Single out the lines of the material that contain "эксплуатации" and copy them.
++++++++
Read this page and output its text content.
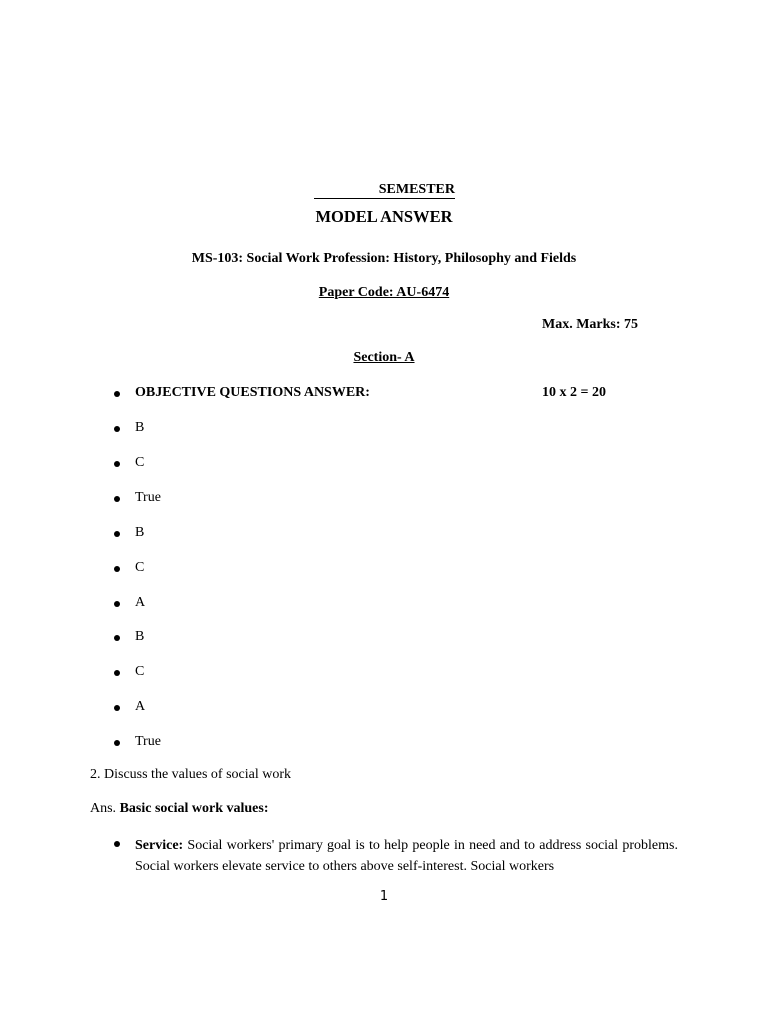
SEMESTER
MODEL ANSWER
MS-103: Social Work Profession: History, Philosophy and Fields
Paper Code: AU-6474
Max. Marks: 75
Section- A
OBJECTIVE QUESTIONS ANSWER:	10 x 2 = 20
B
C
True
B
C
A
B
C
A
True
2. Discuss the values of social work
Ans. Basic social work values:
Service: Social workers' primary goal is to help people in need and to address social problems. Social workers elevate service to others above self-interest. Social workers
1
++++++++
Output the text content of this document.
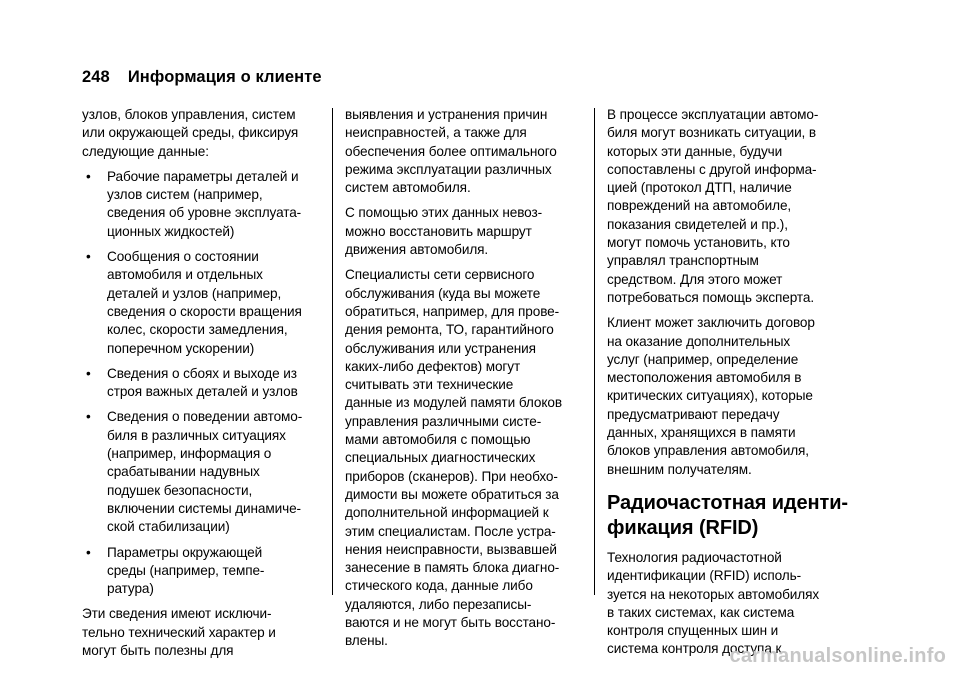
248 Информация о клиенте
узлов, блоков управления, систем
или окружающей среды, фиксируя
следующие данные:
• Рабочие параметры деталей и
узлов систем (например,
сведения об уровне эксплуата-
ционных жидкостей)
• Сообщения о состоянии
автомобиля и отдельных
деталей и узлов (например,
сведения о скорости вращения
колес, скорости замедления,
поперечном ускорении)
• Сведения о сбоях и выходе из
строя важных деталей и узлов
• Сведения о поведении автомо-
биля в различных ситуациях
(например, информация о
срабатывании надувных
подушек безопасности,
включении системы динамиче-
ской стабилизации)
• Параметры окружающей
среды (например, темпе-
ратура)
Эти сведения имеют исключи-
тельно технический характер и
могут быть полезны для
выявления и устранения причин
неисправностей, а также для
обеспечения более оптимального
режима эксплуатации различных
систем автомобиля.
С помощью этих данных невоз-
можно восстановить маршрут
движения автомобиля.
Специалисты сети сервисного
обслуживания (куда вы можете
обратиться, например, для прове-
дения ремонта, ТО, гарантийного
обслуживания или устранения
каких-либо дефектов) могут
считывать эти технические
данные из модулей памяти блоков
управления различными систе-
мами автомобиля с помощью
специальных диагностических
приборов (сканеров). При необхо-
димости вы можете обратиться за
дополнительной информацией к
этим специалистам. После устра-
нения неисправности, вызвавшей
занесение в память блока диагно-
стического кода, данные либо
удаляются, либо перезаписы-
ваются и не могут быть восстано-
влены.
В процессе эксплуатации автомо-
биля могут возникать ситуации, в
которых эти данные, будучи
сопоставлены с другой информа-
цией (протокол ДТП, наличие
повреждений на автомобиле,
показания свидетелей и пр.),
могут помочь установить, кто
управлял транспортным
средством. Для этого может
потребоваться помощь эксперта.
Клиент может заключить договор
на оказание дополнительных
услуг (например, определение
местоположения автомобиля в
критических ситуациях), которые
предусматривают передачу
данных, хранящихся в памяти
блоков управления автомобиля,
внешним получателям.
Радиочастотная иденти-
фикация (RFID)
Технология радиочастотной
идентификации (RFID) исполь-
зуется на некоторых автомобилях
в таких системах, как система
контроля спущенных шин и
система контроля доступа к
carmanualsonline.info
++++++++
• WRITTEN ANSWER
режима эксплуатации различных
В процессе эксплуатации автомо-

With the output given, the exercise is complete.